I just got home from Alan Sokal's talk at the Royal Swedish Academy of Sciences on the outskirts of Stockholm. He was on the same stage where astronaut Christer Fuglesang spoke a year ago. The headline was "What is Science and Why Should We Care?".
Sokal's reply to his first question was, briefly, that science is to use reason and observation when approaching factual matters pertaining to any aspect of the single real world we live in. It's thinking clearly and respecting the evidence. Not only natural scientists proceed in this manner. Sokal also mentioned historians, plumbers and detectives -- anyone who needs to engage successfully with the world. He thus has the same unitarian attitude to science and scholarship that makes it natural for an archaeologist to blog at Sb.
The reason that we should care about what science is, Sokal said, is basically that if we forget how to engage scientifically with the world, then it will punch us in the face. He identified four groups hostile to science, in ascending order of weight and dangerousness.
- Post-modern relativists. These are largely a thing of the past since the Bush administration taught the academic Left where a hostile attitude to reason leads. Even Bruno Latour has apparently backed down.
- Purveyors of pseudoscience. Homeopathy is rampant in the UK.
- Advocates of religion. No matter how theologians spin it, all religion boils down to believing the dogma in the holy book because one of these dogma is "thou shalt believe in what the holy book says". Circular reasoning.

(SUPPLIED ENTRIES)
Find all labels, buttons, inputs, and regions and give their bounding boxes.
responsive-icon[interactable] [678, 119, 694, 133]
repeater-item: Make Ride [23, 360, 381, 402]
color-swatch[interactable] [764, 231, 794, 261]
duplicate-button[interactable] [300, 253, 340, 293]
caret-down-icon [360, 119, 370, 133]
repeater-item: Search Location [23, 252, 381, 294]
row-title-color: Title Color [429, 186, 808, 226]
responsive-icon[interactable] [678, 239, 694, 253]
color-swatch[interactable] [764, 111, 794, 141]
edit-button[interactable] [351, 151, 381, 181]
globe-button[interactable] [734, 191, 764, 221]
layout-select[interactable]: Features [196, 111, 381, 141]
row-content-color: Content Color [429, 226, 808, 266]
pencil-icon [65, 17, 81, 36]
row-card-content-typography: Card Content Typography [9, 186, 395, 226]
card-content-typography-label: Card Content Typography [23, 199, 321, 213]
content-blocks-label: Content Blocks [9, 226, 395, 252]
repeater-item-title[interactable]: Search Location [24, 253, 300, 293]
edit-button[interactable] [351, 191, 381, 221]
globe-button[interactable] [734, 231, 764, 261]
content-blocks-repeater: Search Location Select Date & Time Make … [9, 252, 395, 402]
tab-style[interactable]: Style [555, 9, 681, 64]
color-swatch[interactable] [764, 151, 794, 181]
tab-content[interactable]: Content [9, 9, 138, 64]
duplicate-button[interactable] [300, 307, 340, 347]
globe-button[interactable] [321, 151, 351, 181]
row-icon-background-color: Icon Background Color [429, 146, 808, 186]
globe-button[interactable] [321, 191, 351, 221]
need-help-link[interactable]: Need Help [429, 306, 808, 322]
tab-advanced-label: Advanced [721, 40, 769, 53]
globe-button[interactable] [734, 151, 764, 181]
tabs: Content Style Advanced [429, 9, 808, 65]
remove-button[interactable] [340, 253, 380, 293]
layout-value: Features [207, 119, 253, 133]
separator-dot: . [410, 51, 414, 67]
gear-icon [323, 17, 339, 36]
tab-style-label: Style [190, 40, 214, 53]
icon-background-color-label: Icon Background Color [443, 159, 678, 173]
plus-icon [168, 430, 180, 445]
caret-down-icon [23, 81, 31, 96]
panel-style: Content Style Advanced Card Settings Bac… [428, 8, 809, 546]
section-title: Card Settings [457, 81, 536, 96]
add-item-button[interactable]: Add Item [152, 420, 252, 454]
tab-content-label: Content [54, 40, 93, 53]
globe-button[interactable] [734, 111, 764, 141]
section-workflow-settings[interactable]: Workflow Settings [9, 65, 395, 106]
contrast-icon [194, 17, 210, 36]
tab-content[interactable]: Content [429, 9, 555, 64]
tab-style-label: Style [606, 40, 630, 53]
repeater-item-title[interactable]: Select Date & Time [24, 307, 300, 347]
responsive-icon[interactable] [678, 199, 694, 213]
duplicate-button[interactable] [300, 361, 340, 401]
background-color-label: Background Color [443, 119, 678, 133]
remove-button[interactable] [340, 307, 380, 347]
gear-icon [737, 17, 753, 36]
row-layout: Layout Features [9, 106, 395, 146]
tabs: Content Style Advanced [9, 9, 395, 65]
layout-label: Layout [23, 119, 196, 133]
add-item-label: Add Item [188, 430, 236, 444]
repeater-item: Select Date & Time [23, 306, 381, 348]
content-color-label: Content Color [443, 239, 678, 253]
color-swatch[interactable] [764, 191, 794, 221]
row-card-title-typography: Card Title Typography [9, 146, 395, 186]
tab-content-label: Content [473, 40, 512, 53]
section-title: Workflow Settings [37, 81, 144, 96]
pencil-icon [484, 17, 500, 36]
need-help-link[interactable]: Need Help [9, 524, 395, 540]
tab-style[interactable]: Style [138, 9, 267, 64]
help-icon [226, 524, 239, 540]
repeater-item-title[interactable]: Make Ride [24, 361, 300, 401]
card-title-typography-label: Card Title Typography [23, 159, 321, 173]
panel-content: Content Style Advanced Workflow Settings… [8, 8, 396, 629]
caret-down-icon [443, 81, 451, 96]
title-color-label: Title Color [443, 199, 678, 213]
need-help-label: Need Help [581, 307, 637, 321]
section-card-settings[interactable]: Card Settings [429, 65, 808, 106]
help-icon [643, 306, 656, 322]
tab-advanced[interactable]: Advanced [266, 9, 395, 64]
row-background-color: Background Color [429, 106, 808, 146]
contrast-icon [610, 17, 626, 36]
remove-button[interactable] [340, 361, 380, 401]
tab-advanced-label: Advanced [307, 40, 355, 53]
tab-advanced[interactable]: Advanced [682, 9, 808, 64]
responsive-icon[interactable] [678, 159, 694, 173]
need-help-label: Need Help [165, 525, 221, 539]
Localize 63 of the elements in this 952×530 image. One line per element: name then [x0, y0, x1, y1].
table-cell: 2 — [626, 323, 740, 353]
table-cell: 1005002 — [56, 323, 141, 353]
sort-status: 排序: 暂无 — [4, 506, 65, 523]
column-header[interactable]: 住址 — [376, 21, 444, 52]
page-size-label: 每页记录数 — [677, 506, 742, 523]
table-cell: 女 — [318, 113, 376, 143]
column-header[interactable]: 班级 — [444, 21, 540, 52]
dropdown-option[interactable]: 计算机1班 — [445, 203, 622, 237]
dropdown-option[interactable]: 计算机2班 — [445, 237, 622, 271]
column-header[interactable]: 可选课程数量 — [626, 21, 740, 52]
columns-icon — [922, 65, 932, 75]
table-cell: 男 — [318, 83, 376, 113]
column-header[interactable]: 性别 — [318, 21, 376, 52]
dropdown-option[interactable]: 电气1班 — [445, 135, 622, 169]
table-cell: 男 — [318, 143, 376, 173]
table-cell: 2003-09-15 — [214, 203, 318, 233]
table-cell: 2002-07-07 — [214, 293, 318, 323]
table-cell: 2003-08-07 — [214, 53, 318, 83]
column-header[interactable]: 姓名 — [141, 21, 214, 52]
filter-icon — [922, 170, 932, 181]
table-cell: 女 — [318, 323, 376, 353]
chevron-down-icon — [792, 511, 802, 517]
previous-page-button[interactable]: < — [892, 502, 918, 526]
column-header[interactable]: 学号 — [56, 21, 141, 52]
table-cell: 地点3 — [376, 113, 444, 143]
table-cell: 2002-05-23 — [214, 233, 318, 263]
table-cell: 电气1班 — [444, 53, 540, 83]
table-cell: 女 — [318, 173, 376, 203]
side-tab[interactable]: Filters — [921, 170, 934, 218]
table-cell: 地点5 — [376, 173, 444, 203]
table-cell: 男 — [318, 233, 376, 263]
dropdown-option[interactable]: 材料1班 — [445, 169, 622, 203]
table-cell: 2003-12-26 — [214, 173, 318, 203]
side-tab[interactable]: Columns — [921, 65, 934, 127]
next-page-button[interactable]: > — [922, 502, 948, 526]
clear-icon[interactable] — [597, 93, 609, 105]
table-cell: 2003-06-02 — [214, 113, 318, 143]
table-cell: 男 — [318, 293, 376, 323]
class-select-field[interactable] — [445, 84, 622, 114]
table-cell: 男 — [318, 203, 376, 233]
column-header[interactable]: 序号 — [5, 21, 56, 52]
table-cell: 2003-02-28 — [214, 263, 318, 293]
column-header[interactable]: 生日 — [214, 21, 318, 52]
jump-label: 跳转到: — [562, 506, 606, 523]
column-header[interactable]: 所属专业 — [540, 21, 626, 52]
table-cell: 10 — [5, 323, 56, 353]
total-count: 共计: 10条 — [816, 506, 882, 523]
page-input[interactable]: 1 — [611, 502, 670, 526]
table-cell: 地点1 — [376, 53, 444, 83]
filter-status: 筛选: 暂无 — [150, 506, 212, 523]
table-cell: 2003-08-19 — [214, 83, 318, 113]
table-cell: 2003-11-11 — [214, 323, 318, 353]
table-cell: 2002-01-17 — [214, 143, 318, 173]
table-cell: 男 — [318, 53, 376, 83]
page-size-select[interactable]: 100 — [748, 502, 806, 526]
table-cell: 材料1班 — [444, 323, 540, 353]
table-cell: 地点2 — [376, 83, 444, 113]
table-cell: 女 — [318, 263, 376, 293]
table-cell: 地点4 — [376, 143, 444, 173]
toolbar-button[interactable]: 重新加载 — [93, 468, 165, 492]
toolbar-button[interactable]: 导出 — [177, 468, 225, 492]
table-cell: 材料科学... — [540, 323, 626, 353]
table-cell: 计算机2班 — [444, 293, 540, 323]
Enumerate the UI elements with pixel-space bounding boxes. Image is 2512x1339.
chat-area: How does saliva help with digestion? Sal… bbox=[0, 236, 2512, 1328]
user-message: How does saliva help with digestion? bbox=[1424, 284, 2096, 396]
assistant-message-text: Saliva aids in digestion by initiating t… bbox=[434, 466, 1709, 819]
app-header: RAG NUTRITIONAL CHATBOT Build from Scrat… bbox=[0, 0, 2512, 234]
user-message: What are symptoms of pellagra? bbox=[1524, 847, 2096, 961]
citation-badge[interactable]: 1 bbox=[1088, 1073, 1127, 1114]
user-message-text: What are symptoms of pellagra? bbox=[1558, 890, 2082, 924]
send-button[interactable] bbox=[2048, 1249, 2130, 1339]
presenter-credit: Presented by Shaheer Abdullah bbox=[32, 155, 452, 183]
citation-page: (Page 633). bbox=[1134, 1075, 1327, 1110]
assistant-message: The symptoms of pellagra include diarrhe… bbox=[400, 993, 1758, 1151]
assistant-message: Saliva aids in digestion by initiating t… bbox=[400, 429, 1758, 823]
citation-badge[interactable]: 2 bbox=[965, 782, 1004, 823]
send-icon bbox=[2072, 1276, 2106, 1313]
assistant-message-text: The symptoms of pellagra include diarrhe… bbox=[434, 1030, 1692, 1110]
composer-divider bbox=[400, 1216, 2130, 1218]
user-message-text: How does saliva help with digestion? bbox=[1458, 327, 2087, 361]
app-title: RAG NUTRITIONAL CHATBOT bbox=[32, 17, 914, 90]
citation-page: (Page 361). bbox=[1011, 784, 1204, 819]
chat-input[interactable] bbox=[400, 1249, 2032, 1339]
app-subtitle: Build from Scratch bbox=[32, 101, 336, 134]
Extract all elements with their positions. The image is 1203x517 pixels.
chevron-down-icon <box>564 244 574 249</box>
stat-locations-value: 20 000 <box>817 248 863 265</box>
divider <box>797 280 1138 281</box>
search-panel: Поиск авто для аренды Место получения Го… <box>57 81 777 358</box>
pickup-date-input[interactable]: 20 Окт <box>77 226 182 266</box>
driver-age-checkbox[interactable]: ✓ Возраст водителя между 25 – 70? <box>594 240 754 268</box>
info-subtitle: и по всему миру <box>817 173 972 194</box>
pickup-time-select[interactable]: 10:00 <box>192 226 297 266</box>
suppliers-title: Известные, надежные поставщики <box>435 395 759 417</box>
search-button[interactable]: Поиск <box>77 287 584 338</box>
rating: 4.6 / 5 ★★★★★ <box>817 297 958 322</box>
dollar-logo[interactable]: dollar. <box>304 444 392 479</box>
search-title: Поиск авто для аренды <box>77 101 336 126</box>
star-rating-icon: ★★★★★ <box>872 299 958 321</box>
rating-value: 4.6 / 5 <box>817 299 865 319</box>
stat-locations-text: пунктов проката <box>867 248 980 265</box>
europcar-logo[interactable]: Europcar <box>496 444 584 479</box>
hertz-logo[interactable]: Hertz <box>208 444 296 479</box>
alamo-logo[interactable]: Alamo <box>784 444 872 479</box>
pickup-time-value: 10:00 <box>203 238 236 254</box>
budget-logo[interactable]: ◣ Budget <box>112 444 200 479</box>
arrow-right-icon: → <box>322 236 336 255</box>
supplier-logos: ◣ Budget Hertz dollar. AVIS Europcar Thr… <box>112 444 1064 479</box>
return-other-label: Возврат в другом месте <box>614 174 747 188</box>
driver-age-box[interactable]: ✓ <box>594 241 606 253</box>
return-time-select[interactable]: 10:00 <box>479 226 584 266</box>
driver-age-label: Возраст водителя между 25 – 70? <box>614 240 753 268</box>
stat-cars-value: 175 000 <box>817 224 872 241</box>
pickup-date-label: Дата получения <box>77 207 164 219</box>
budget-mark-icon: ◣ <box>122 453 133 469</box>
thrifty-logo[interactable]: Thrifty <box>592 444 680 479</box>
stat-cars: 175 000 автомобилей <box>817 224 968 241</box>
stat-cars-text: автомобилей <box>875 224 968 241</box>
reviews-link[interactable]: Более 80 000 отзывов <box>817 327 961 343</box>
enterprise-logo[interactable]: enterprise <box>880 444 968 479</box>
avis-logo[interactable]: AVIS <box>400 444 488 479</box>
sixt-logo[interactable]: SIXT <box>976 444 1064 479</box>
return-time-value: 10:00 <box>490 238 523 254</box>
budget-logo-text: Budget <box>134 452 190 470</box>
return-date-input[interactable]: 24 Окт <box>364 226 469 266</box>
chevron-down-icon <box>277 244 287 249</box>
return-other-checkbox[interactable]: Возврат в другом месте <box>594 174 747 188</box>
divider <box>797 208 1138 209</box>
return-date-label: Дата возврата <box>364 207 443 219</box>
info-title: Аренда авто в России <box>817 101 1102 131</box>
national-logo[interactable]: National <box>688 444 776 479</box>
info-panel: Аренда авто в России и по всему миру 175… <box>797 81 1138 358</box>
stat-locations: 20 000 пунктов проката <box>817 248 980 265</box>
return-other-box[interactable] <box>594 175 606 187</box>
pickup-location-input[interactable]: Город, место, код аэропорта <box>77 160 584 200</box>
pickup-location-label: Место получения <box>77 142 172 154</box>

(TASK DIRECTIONS) Copy out the whole post about Alan Sokal's talk word for word. None of the material has any bearing on this.

(WORKED ANSWER)
I just got home from Alan Sokal's talk at the Royal Swedish Academy of Sciences on the outskirts of Stockholm. He was on the same stage where astronaut Christer Fuglesang spoke a year ago. The headline was "What is Science and Why Should We Care?".
Sokal's reply to his first question was, briefly, that science is to use reason and observation when approaching factual matters pertaining to any aspect of the single real world we live in. It's thinking clearly and respecting the evidence. Not only natural scientists proceed in this manner. Sokal also mentioned historians, plumbers and detectives -- anyone who needs to engage successfully with the world. He thus has the same unitarian attitude to science and scholarship that makes it natural for an archaeologist to blog at Sb.
The reason that we should care about what science is, Sokal said, is basically that if we forget how to engage scientifically with the world, then it will punch us in the face. He identified four groups hostile to science, in ascending order of weight and dangerousness.
- Post-modern relativists. These are largely a thing of the past since the Bush administration taught the academic Left where a hostile attitude to reason leads. Even Bruno Latour has apparently backed down.
- Purveyors of pseudoscience. Homeopathy is rampant in the UK.
- Advocates of religion. No matter how theologians spin it, all religion boils down to believing the dogma in the holy book because one of these dogma is "thou shalt believe in what the holy book says". Circular reasoning.